Zadanie pisemne 1:
Odpowiedz na podstawie recenzji gry Sea of Thieves:
(a) Kiedy gra trafiła na Steam?
(b) Na jakich platformach zadebiutowała 20 marca 2018 roku?
(c) Jakie były główne zarzuty wobec gry?
Zadanie pisemne 2:
Napisz dalszą część recenzji Sea of Thieves, zaczynając po jej ostatnim zdaniu.

Fragment źródłowy:
++++
Sea of Thieves – Resurrection. Recenzja gry.

Podziel się z innymi!

Facebook
Twitter
Email
Reddit
WhatsApp

3 czerwca 2020 roku, czyli po ponad dwóch latach od swojej pierwotnej premiery, Sea of Thieves ląduje na Steam. Produkcja Rare, z miejsca staje się bestsellerem a w grze potrafi być zalogowanych 60 tysięcy graczy jednocześnie! Co tu się stało?!

Sea of Thieves to produkcja uznanego studia Rare, wchodzącego w skład Microsoft Studios. Gra pierwotnie zadebiutowała 20 marca 2018 roku na Xbox One oraz PC i zebrała mocno mieszane oceny od graczy oraz recenzentów. Głównymi zarzutami kierowanymi w stronę produkcji Rare były: Nuda, powtarzalność oraz wątpliwa zawartość samej gry. Czy po ponad 2 latach od premiery coś się zmieniło? Czy gra dostała obiecywaną zawartość czy może jest to już tylko pudrowanie trupa? Zapraszam do recenzji!

Sea of Thieves

Wracając do Sea of Thieves odniosłem wrażenie, że nie zmieniło się tu nic poza wszystkim. Gra nadrobiła wszelkie braki względem premiery i dopiero dziś możemy mówić o pełnoprawnym produkcie. Sea of Thieves przeszło szereg operacji i to nie tylko plastycznych. Gra otrzymała szereg nowych aktywności i choć niektóre z nich to typowe grindowanie, to jest jeszcze coś, co osobiście mnie urzekło i chwyciło za serce… Tale Tales.
++++
Podane rekordy:
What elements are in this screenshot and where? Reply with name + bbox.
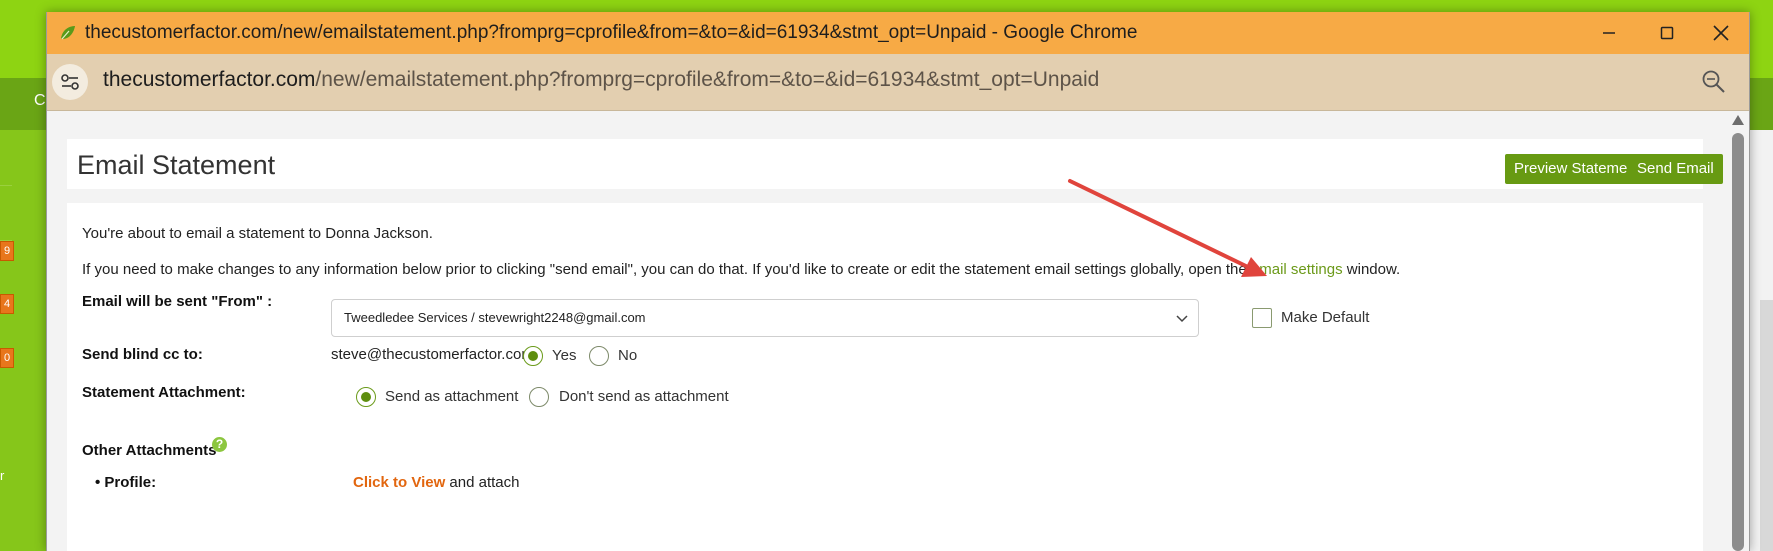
bcc-label: Send blind cc to:	[82, 346, 203, 363]
background-fragment: r	[0, 468, 5, 483]
email-settings-link[interactable]: email settings	[1251, 261, 1343, 278]
maximize-icon[interactable]	[1645, 18, 1689, 48]
instructions-after: window.	[1342, 261, 1401, 278]
other-attachments-label: Other Attachments	[82, 442, 217, 459]
email-statement-form	[67, 203, 1703, 551]
bcc-email: steve@thecustomerfactor.com	[331, 346, 534, 363]
background-sidebar	[0, 130, 46, 551]
profile-label: • Profile:	[95, 474, 157, 491]
make-default-checkbox[interactable]	[1252, 308, 1272, 328]
chrome-popup-window: thecustomerfactor.com/new/emailstatement…	[46, 12, 1750, 551]
url-path: /new/emailstatement.php?fromprg=cprofile…	[315, 68, 1100, 91]
background-badge: 4	[0, 294, 14, 314]
from-select-value: Tweedledee Services / stevewright2248@gm…	[344, 310, 646, 325]
address-bar[interactable]: thecustomerfactor.com/new/emailstatement…	[47, 54, 1749, 111]
url-text[interactable]: thecustomerfactor.com/new/emailstatement…	[103, 68, 1099, 92]
window-title: thecustomerfactor.com/new/emailstatement…	[85, 22, 1138, 43]
bcc-no-label: No	[618, 347, 638, 364]
close-icon[interactable]	[1699, 18, 1743, 48]
dont-send-attachment-radio[interactable]	[529, 387, 549, 407]
zoom-icon[interactable]	[1701, 69, 1727, 95]
page-viewport: Email Statement Preview Statement Send E…	[47, 111, 1725, 551]
send-as-attachment-radio[interactable]	[356, 387, 376, 407]
scrollbar-thumb[interactable]	[1732, 133, 1744, 551]
intro-text: You're about to email a statement to Don…	[82, 225, 433, 242]
chevron-down-icon	[1176, 312, 1188, 324]
background-nav-item: C	[34, 92, 46, 109]
leaf-icon	[59, 24, 77, 42]
bcc-yes-label: Yes	[552, 347, 577, 364]
minimize-icon[interactable]	[1587, 18, 1631, 48]
background-scroll-strip	[1760, 300, 1773, 551]
site-info-icon[interactable]	[52, 64, 88, 100]
attachment-label: Statement Attachment:	[82, 384, 246, 401]
background-badge: 0	[0, 348, 14, 368]
from-select[interactable]: Tweedledee Services / stevewright2248@gm…	[331, 299, 1199, 337]
page-header: Email Statement Preview Statement Send E…	[67, 139, 1723, 189]
from-label: Email will be sent "From" :	[82, 293, 273, 310]
bcc-yes-radio[interactable]	[523, 346, 543, 366]
vertical-scrollbar[interactable]	[1727, 111, 1749, 551]
send-as-attachment-label: Send as attachment	[385, 388, 519, 405]
background-divider	[0, 185, 12, 186]
window-titlebar[interactable]: thecustomerfactor.com/new/emailstatement…	[47, 12, 1749, 54]
background-badge: 9	[0, 241, 14, 261]
url-host: thecustomerfactor.com	[103, 68, 316, 91]
profile-attach-suffix: and attach	[445, 474, 520, 491]
scroll-up-arrow-icon[interactable]	[1732, 115, 1744, 125]
instructions-before: If you need to make changes to any infor…	[82, 261, 1251, 278]
profile-attach-text: Click to View and attach	[353, 474, 520, 491]
click-to-view-link[interactable]: Click to View	[353, 474, 445, 491]
dont-send-attachment-label: Don't send as attachment	[559, 388, 729, 405]
make-default-label: Make Default	[1281, 309, 1370, 326]
page-title: Email Statement	[77, 150, 276, 180]
bcc-no-radio[interactable]	[589, 346, 609, 366]
send-email-button[interactable]: Send Email	[1628, 154, 1723, 184]
help-icon[interactable]: ?	[212, 437, 227, 452]
instructions-text: If you need to make changes to any infor…	[82, 261, 1400, 278]
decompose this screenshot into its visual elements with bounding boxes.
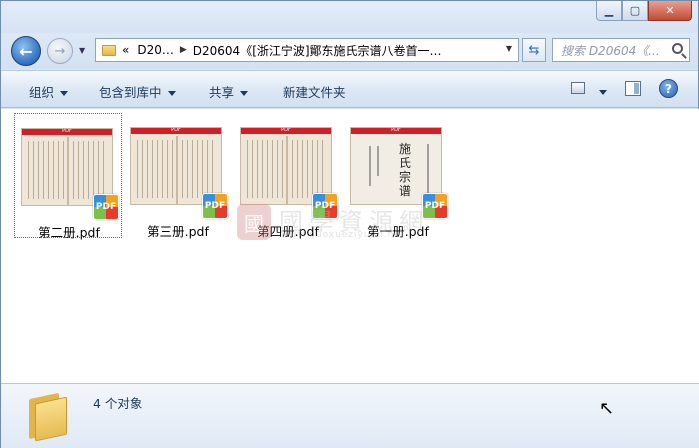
chevron-down-icon: [599, 90, 607, 95]
folder-icon: [27, 392, 69, 442]
close-button[interactable]: ✕: [648, 1, 692, 21]
caption-buttons: ▁ ▢ ✕: [596, 1, 692, 21]
breadcrumb-overflow[interactable]: «: [122, 43, 129, 57]
file-name: 第二册.pdf: [38, 225, 100, 240]
chevron-down-icon: [240, 91, 249, 96]
back-button[interactable]: ←: [11, 36, 41, 66]
file-item[interactable]: PDF PDF 第三册.pdf: [124, 113, 232, 239]
pdf-banner-label: PDF: [62, 128, 72, 134]
search-placeholder: 搜索 D20604《...: [561, 43, 660, 58]
file-list: PDF PDF 第二册.pdf PDF PDF 第三册.pdf PDF PDF: [1, 109, 699, 383]
mouse-cursor-icon: ↖: [599, 398, 615, 419]
page-divider: [286, 136, 288, 204]
cover-title: 施氏宗谱: [399, 142, 412, 198]
recent-pages-dropdown-icon[interactable]: ▼: [79, 46, 85, 55]
change-view-icon[interactable]: [571, 82, 585, 94]
maximize-button[interactable]: ▢: [622, 1, 648, 21]
page-text-column: [427, 144, 429, 196]
site-watermark: 國 國學資源網 www.guoxueziyuan.net: [237, 204, 467, 244]
help-icon[interactable]: ?: [659, 79, 678, 98]
folder-icon: [102, 44, 116, 56]
chevron-down-icon: [60, 91, 69, 96]
search-icon[interactable]: [672, 43, 683, 54]
address-dropdown-icon[interactable]: ▼: [506, 44, 512, 53]
pdf-banner: PDF: [351, 128, 441, 134]
breadcrumb-chevron-icon[interactable]: ▶: [180, 45, 187, 55]
refresh-button[interactable]: ⇆: [522, 38, 546, 62]
navigation-row: ← → ▼ « D20… ▶ D20604《[浙江宁波]鄮东施氏宗谱八卷首一… …: [1, 33, 698, 69]
pdf-banner: PDF: [241, 128, 331, 134]
minimize-button[interactable]: ▁: [596, 1, 622, 21]
file-name: 第三册.pdf: [147, 224, 209, 239]
new-folder-label: 新建文件夹: [283, 85, 346, 100]
new-folder-button[interactable]: 新建文件夹: [283, 82, 346, 101]
include-in-library-menu[interactable]: 包含到库中: [99, 82, 176, 101]
breadcrumb-item-parent[interactable]: D20…: [137, 43, 174, 57]
pdf-banner-label: PDF: [391, 127, 401, 133]
title-bar: ▁ ▢ ✕: [1, 1, 698, 33]
pdf-badge-label: PDF: [204, 201, 226, 211]
back-arrow-icon: ←: [19, 41, 33, 61]
file-item[interactable]: PDF PDF 第二册.pdf: [14, 113, 122, 240]
pdf-banner-label: PDF: [171, 127, 181, 133]
forward-arrow-icon: →: [54, 43, 66, 59]
pdf-badge-label: PDF: [95, 202, 117, 212]
pdf-file-icon: PDF: [93, 194, 119, 220]
forward-button[interactable]: →: [47, 38, 73, 64]
view-options-dropdown[interactable]: [593, 84, 607, 99]
page-divider: [67, 137, 69, 205]
watermark-url: www.guoxueziyuan.net: [281, 230, 406, 240]
preview-pane-icon[interactable]: [625, 81, 641, 96]
page-divider: [176, 136, 178, 204]
pdf-banner: PDF: [131, 128, 221, 134]
pdf-file-icon: PDF: [202, 193, 228, 219]
address-bar[interactable]: « D20… ▶ D20604《[浙江宁波]鄮东施氏宗谱八卷首一… ▼: [95, 38, 519, 62]
search-input[interactable]: 搜索 D20604《...: [552, 38, 690, 62]
organize-label: 组织: [29, 85, 55, 100]
item-count: 4 个对象: [93, 396, 143, 411]
chevron-down-icon: [167, 91, 176, 96]
pdf-banner-label: PDF: [281, 127, 291, 133]
page-text-column: [369, 146, 371, 186]
refresh-icon: ⇆: [528, 42, 540, 58]
pdf-banner: PDF: [22, 129, 112, 135]
share-menu[interactable]: 共享: [209, 82, 249, 101]
page-text-column: [377, 146, 379, 176]
share-label: 共享: [209, 85, 235, 100]
details-pane: 4 个对象 ↖: [1, 383, 699, 448]
organize-menu[interactable]: 组织: [29, 82, 69, 101]
command-bar: 组织 包含到库中 共享 新建文件夹 ?: [1, 70, 698, 108]
explorer-window: ▁ ▢ ✕ ← → ▼ « D20… ▶ D20604《[浙江宁波]鄮东施氏宗谱…: [0, 0, 699, 448]
watermark-logo: 國: [237, 204, 271, 240]
include-in-library-label: 包含到库中: [99, 85, 162, 100]
breadcrumb-item-current[interactable]: D20604《[浙江宁波]鄮东施氏宗谱八卷首一…: [193, 42, 442, 59]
++++
Wynik końcowy 1:
(a) 3 czerwca 2020 roku.
(b) Na Xbox One oraz PC.
(c) Nuda, powtarzalność oraz wątpliwa zawartość samej gry.

Wynik końcowy 2:
Tales Tales można uznać za kampanię fabularną Sea of Thieves i to nie byle jaką! Rare w tym temacie uderzyło z grubej rury i zafundowali nam szereg historii z bardzo dobrą historią o legendach tutejszego morza oraz świetnie, tak nie boję się tego napisać, ŚWIETNIE zaprojektowanymi zagadkami logicznymi. Nawigacja po morzu za pomocą konstelacji gwiazd, wyciągnięte wnioski z przeczytanych kart pamiętnika, tajne przekazy zaszyfrowane w linijkach tekstu, to tylko część zagadek z którymi przyjdzie nam się zmierzyć i musicie wierzyć, że nie jest to takie proste jak mogłoby się wydawać. Przedstawione opowieści często kryją w sobie drugie dno a fabuła zawarta w Tale Tales nie ma się czego wstydzić i niejedna nowa gra może pozazdrościć jej treści oraz pomysłowości. Sposoby zaprojektowania zagadek są praktycznie w obecnych produkcjach NIESPOTYKANE. Warto wspomnieć, że opowieści Tale Tales są cały czas rozwijane i co jakiś czas dochodzą kolejne rozdziały wtajemniczające nas w uniwersum gry. Pozostałe zadania w grze z którymi przyjdzie nam się zmierzyć, polegają głównie na dość prostych czynnościach zależnych od przyjętego zlecenia.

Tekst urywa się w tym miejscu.